OBJECTIVE => Repeat the records word for word, from the line containing "349, 778, 361]" through the line containing "calc-icon[interactable]: [825, 5, 838, 18]", including both of those lines.

....................

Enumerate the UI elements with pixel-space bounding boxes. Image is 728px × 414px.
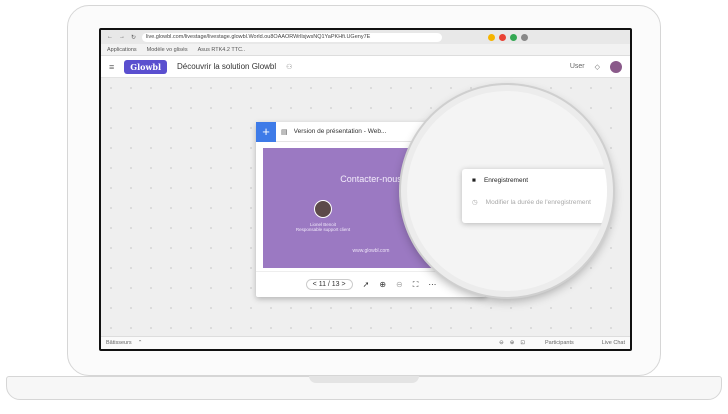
bookmarks-bar: Applications Modèle vo glisés Asus RTK4.… bbox=[101, 44, 630, 56]
bookmark[interactable]: Modèle vo glisés bbox=[147, 47, 188, 53]
extensions bbox=[488, 33, 529, 41]
menu-item-label: Modifier la durée de l'enregistrement bbox=[485, 198, 591, 206]
url-text: live.glowbl.com/livestage/livestage.glow… bbox=[146, 34, 371, 40]
extension-icon[interactable] bbox=[488, 33, 496, 41]
video-icon: ■ bbox=[472, 176, 476, 184]
laptop-mockup: ← → ↻ live.glowbl.com/livestage/livestag… bbox=[0, 0, 728, 414]
zoom-out-icon[interactable]: ⊖ bbox=[396, 280, 403, 289]
status-left[interactable]: Bâtisseurs bbox=[106, 340, 132, 346]
share-user[interactable]: User bbox=[570, 63, 585, 70]
menu-item-recording[interactable]: ■ Enregistrement bbox=[462, 169, 607, 191]
menu-item-duration[interactable]: ◷ Modifier la durée de l'enregistrement bbox=[462, 191, 607, 213]
fit-icon[interactable]: ⊡ bbox=[520, 340, 525, 346]
menu-icon[interactable]: ≡ bbox=[109, 62, 114, 72]
browser-toolbar: ← → ↻ live.glowbl.com/livestage/livestag… bbox=[101, 30, 630, 44]
chevron-up-icon[interactable]: ⌃ bbox=[138, 340, 143, 346]
document-icon: ▤ bbox=[281, 128, 288, 136]
status-bar: Bâtisseurs ⌃ ⊖ ⊕ ⊡ Participants Live Cha… bbox=[101, 336, 630, 349]
contact-card: Lionel Benoit Responsable support client bbox=[293, 200, 353, 232]
bookmark[interactable]: Applications bbox=[107, 47, 137, 53]
reload-icon[interactable]: ↻ bbox=[131, 34, 136, 41]
forward-icon[interactable]: → bbox=[119, 34, 125, 40]
clock-icon: ◷ bbox=[472, 199, 478, 206]
back-icon[interactable]: ← bbox=[107, 34, 113, 40]
pointer-icon[interactable]: ➚ bbox=[363, 280, 370, 289]
extension-icon[interactable] bbox=[499, 33, 507, 41]
address-bar[interactable]: live.glowbl.com/livestage/livestage.glow… bbox=[142, 32, 443, 42]
page-title: Découvrir la solution Glowbl bbox=[177, 62, 277, 71]
zoom-out-icon[interactable]: ⊖ bbox=[499, 340, 504, 346]
header-tools: User ◇ bbox=[570, 60, 622, 73]
laptop-notch bbox=[309, 376, 419, 383]
document-title: Version de présentation - Web... bbox=[293, 128, 387, 135]
context-menu: ■ Enregistrement ◷ Modifier la durée de … bbox=[462, 169, 607, 223]
app-header: ≡ Glowbl Découvrir la solution Glowbl ⚇ … bbox=[101, 56, 630, 78]
add-button[interactable]: + bbox=[256, 121, 276, 142]
fullscreen-icon[interactable]: ⛶ bbox=[413, 280, 419, 290]
more-icon[interactable]: ⋯ bbox=[428, 280, 436, 289]
extension-icon[interactable] bbox=[521, 33, 529, 41]
bookmark[interactable]: Asus RTK4.2 TTC.. bbox=[198, 47, 245, 53]
avatar bbox=[314, 200, 332, 218]
logo: Glowbl bbox=[124, 59, 167, 74]
zoom-in-icon[interactable]: ⊕ bbox=[379, 280, 386, 289]
page-navigator[interactable]: < 11 / 13 > bbox=[305, 279, 353, 290]
add-user-icon[interactable]: ⚇ bbox=[286, 63, 292, 71]
magnifier-overlay: ■ Enregistrement ◷ Modifier la durée de … bbox=[401, 85, 613, 297]
live-chat-tab[interactable]: Live Chat bbox=[602, 340, 625, 346]
menu-item-label: Enregistrement bbox=[483, 176, 529, 184]
zoom-in-icon[interactable]: ⊕ bbox=[510, 340, 515, 346]
person-role: Responsable support client bbox=[295, 227, 351, 232]
bell-icon[interactable]: ◇ bbox=[595, 63, 600, 71]
avatar[interactable] bbox=[610, 60, 622, 73]
participants-tab[interactable]: Participants bbox=[545, 340, 574, 346]
extension-icon[interactable] bbox=[510, 33, 518, 41]
laptop-screen: ← → ↻ live.glowbl.com/livestage/livestag… bbox=[101, 30, 630, 349]
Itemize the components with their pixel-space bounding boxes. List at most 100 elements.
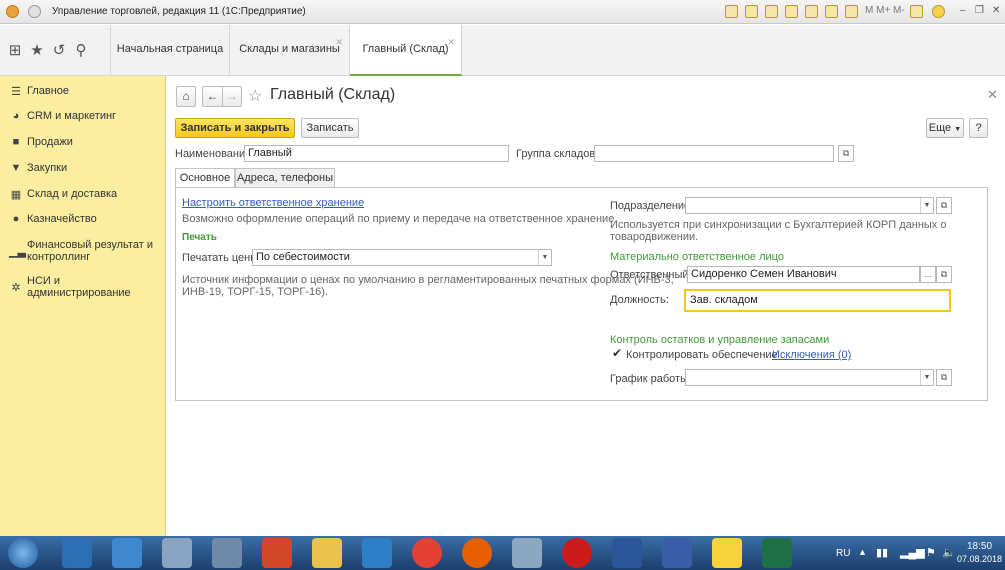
control-checkbox-label[interactable]: Контролировать обеспечение: [626, 349, 778, 361]
1c-icon[interactable]: [712, 538, 742, 568]
history-icon[interactable]: ↺: [50, 41, 68, 59]
open-responsible-button[interactable]: ⧉: [936, 266, 952, 283]
taskbar: RU ▲ ▮▮ ▂▄▆ ⚑ 🔈: [0, 536, 1005, 570]
volume-icon[interactable]: 🔈: [942, 546, 956, 559]
calc-icon[interactable]: [825, 5, 838, 18]
clock[interactable]: 18:50 07.08.2018: [957, 541, 1002, 565]
restore-icon[interactable]: ❐: [975, 5, 984, 16]
info-icon[interactable]: [932, 5, 945, 18]
star-icon[interactable]: [785, 5, 798, 18]
minimize-icon[interactable]: ‒: [960, 5, 966, 16]
sidebar-item-label: Финансовый результат и контроллинг: [27, 239, 153, 263]
doc-icon[interactable]: [725, 5, 738, 18]
clock-date: 07.08.2018: [957, 554, 1003, 564]
tab-addresses[interactable]: Адреса, телефоны: [235, 168, 335, 188]
app-icon[interactable]: [212, 538, 242, 568]
division-input[interactable]: ▼: [685, 197, 934, 214]
help-button[interactable]: ?: [969, 118, 988, 138]
schedule-input[interactable]: ▼: [685, 369, 934, 386]
save-button[interactable]: Записать: [301, 118, 359, 138]
tab-main-warehouse[interactable]: Главный (Склад) ✕: [350, 25, 462, 76]
tab-warehouses[interactable]: Склады и магазины ✕: [230, 25, 350, 76]
chrome-icon[interactable]: [412, 538, 442, 568]
app-icon[interactable]: [62, 538, 92, 568]
firefox-icon[interactable]: [462, 538, 492, 568]
forward-button[interactable]: →: [222, 86, 242, 107]
checkbox-checked-icon[interactable]: ✔: [612, 346, 622, 360]
group-input[interactable]: [594, 145, 834, 162]
start-button[interactable]: [8, 538, 38, 568]
doc-icon[interactable]: [805, 5, 818, 18]
close-tab-icon[interactable]: ✕: [335, 37, 343, 48]
signal-icon[interactable]: ▂▄▆: [900, 546, 925, 559]
open-icon: ⧉: [940, 269, 948, 279]
ie-icon[interactable]: [112, 538, 142, 568]
opera-icon[interactable]: [562, 538, 592, 568]
app-icon[interactable]: [362, 538, 392, 568]
favorite-star-icon[interactable]: ☆: [248, 86, 262, 106]
page-title: Главный (Склад): [270, 86, 396, 103]
select-responsible-button[interactable]: …: [920, 266, 936, 283]
save-icon[interactable]: [662, 538, 692, 568]
section-bar: ⊞ ★ ↺ ⚲ Начальная страница Склады и мага…: [0, 25, 1005, 76]
network-icon[interactable]: ▮▮: [876, 546, 888, 559]
window-title: Управление торговлей, редакция 11 (1С:Пр…: [52, 6, 306, 17]
powerpoint-icon[interactable]: [262, 538, 292, 568]
apps-grid-icon[interactable]: ⊞: [6, 41, 24, 59]
chevron-down-icon: ▼: [954, 126, 962, 133]
search-icon[interactable]: ⚲: [72, 41, 90, 59]
open-division-button[interactable]: ⧉: [936, 197, 952, 214]
memory-buttons[interactable]: M M+ M-: [865, 5, 905, 16]
mol-header: Материально ответственное лицо: [610, 251, 784, 263]
close-tab-icon[interactable]: ✕: [447, 37, 455, 48]
app-logo-icon[interactable]: [6, 5, 19, 18]
word-icon[interactable]: [612, 538, 642, 568]
chevron-down-icon[interactable]: ▼: [920, 198, 933, 213]
flag-icon[interactable]: ⚑: [926, 546, 936, 559]
home-button[interactable]: ⌂: [176, 86, 196, 107]
tab-label: Начальная страница: [116, 43, 224, 55]
name-label: Наименование:: [175, 148, 255, 160]
tab-main[interactable]: Основное: [175, 168, 235, 189]
chart-icon: ▁▃: [9, 246, 26, 258]
open-icon: ⧉: [940, 372, 948, 382]
tray-arrow-icon[interactable]: ▲: [858, 547, 867, 557]
schedule-label: График работы:: [610, 373, 692, 385]
arrow-left-icon: ←: [206, 89, 219, 103]
excel-icon[interactable]: [762, 538, 792, 568]
position-input[interactable]: Зав. складом: [684, 289, 951, 312]
close-form-icon[interactable]: ✕: [987, 87, 998, 103]
doc-icon[interactable]: [745, 5, 758, 18]
open-group-button[interactable]: ⧉: [838, 145, 854, 162]
sidebar: [0, 76, 166, 536]
tab-home[interactable]: Начальная страница: [110, 25, 230, 76]
chevron-down-icon[interactable]: ▼: [538, 250, 551, 265]
doc-icon[interactable]: [765, 5, 778, 18]
calendar-icon[interactable]: [845, 5, 858, 18]
language-indicator[interactable]: RU: [836, 548, 850, 559]
favorites-star-icon[interactable]: ★: [28, 41, 46, 59]
back-button[interactable]: ←: [202, 86, 222, 107]
sidebar-item-label: Продажи: [27, 136, 73, 148]
chevron-down-icon[interactable]: ▼: [920, 370, 933, 385]
window-icon[interactable]: [910, 5, 923, 18]
menu-circle-icon[interactable]: [28, 5, 41, 18]
select-value: По себестоимости: [256, 251, 350, 263]
print-price-select[interactable]: По себестоимости ▼: [252, 249, 552, 266]
save-and-close-button[interactable]: Записать и закрыть: [175, 118, 295, 138]
sidebar-item-label: Казначейство: [27, 213, 97, 225]
storage-setup-link[interactable]: Настроить ответственное хранение: [182, 197, 364, 209]
stock-header: Контроль остатков и управление запасами: [610, 334, 830, 346]
folder-icon[interactable]: [312, 538, 342, 568]
open-schedule-button[interactable]: ⧉: [936, 369, 952, 386]
more-button[interactable]: Еще ▼: [926, 118, 964, 138]
close-icon[interactable]: ✕: [992, 5, 1000, 16]
print-price-label: Печатать цены:: [182, 252, 262, 264]
app-icon[interactable]: [512, 538, 542, 568]
exceptions-link[interactable]: Исключения (0): [772, 349, 851, 361]
responsible-input[interactable]: Сидоренко Семен Иванович: [687, 266, 920, 283]
name-input[interactable]: Главный: [244, 145, 509, 162]
responsible-label: Ответственный:: [610, 269, 692, 281]
sidebar-item-label: Главное: [27, 85, 70, 97]
calc-icon[interactable]: [162, 538, 192, 568]
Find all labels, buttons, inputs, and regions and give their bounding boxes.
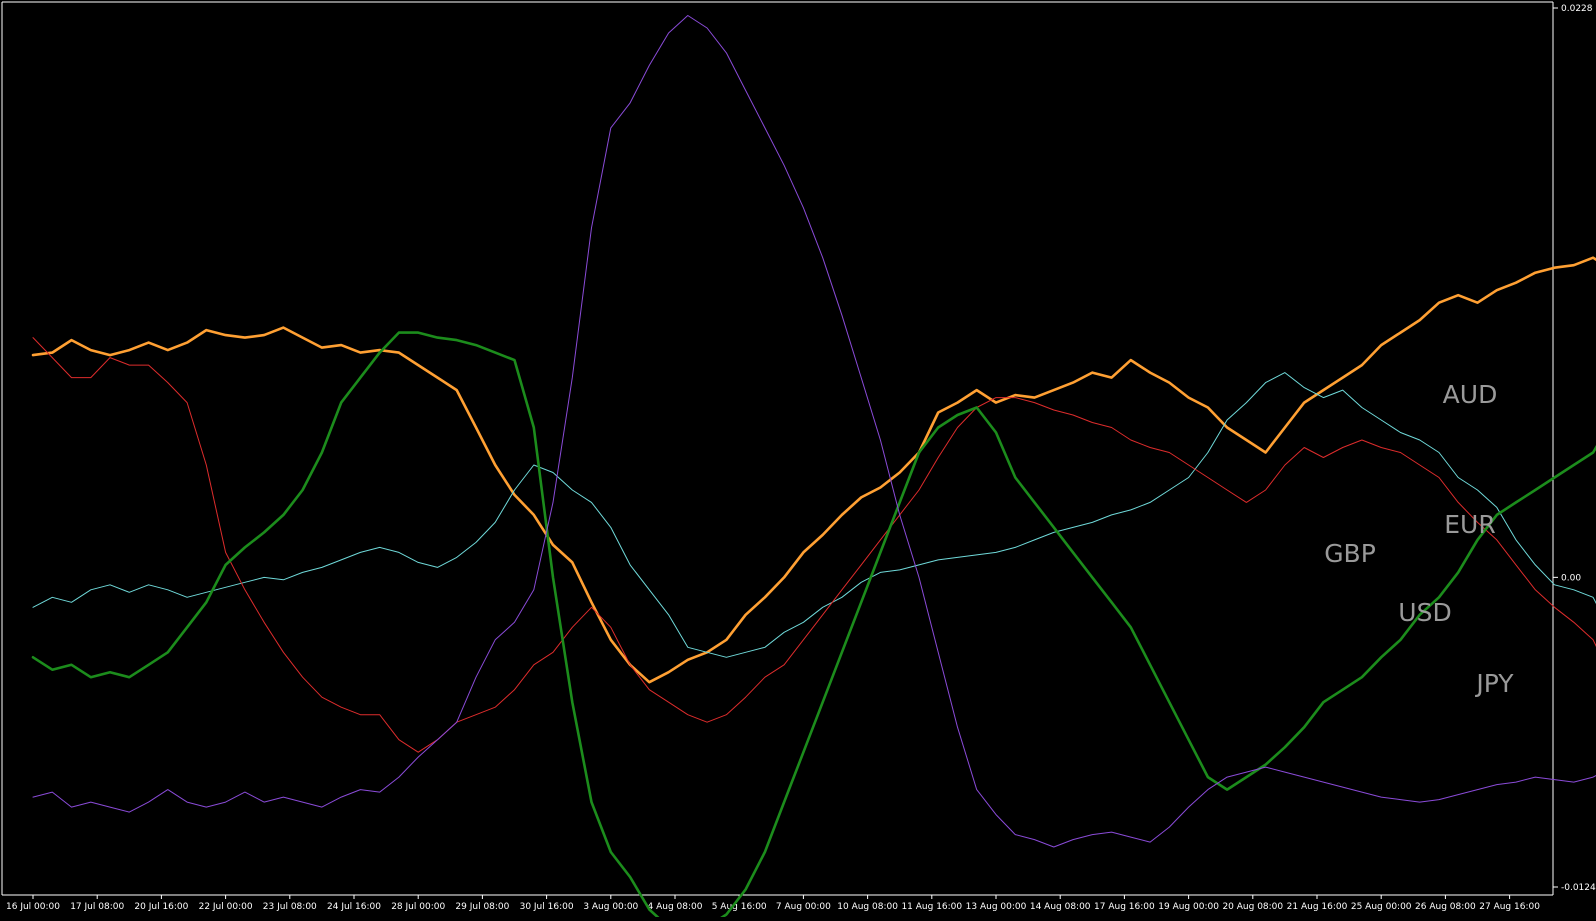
x-tick-label: 10 Aug 08:00 [837,902,898,912]
x-tick-label: 25 Aug 00:00 [1351,902,1412,912]
x-tick-label: 17 Jul 08:00 [70,902,124,912]
x-tick-label: 24 Jul 16:00 [327,902,381,912]
x-tick-label: 5 Aug 16:00 [712,902,767,912]
x-tick-label: 20 Aug 08:00 [1222,902,1283,912]
x-tick-label: 17 Aug 16:00 [1094,902,1155,912]
series-label-usd: USD [1398,598,1451,627]
y-tick-label: -0.0124 [1561,883,1596,893]
x-tick-label: 13 Aug 00:00 [966,902,1027,912]
x-tick-label: 4 Aug 08:00 [648,902,703,912]
x-tick-label: 28 Jul 00:00 [391,902,445,912]
x-tick-label: 7 Aug 00:00 [776,902,831,912]
x-tick-label: 3 Aug 00:00 [583,902,638,912]
y-tick-label: 0.0228 [1561,4,1593,14]
x-tick-label: 14 Aug 08:00 [1030,902,1091,912]
x-tick-label: 19 Aug 00:00 [1158,902,1219,912]
x-tick-label: 20 Jul 16:00 [134,902,188,912]
x-tick-label: 27 Aug 16:00 [1479,902,1540,912]
x-tick-label: 22 Jul 00:00 [199,902,253,912]
chart-canvas: 0.0228 0.00 -0.0124 16 Jul 00:00 17 Jul 08:0… [0,0,1596,921]
series-label-jpy: JPY [1474,669,1514,698]
x-tick-label: 16 Jul 00:00 [6,902,60,912]
y-tick-label: 0.00 [1561,573,1581,583]
x-tick-label: 26 Aug 08:00 [1415,902,1476,912]
currency-strength-chart: 0.0228 0.00 -0.0124 16 Jul 00:00 17 Jul 08:0… [0,0,1596,921]
x-tick-label: 11 Aug 16:00 [901,902,962,912]
series-label-eur: EUR [1444,510,1495,539]
series-label-aud: AUD [1443,380,1498,409]
x-tick-label: 30 Jul 16:00 [520,902,574,912]
x-tick-label: 23 Jul 08:00 [263,902,317,912]
x-tick-label: 29 Jul 08:00 [455,902,509,912]
series-label-gbp: GBP [1324,539,1376,568]
chart-background [0,0,1596,917]
x-tick-label: 21 Aug 16:00 [1287,902,1348,912]
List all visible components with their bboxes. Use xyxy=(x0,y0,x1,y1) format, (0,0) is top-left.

....................

RESPONSE TO THIS TASK =>
control-checkbox-label[interactable]: Контролировать обеспечение: [626, 349, 778, 361]
1c-icon[interactable]: [712, 538, 742, 568]
history-icon[interactable]: ↺: [50, 41, 68, 59]
open-responsible-button[interactable]: ⧉: [936, 266, 952, 283]
taskbar: RU ▲ ▮▮ ▂▄▆ ⚑ 🔈: [0, 536, 1005, 570]
volume-icon[interactable]: 🔈: [942, 546, 956, 559]
calc-icon[interactable]: [825, 5, 838, 18]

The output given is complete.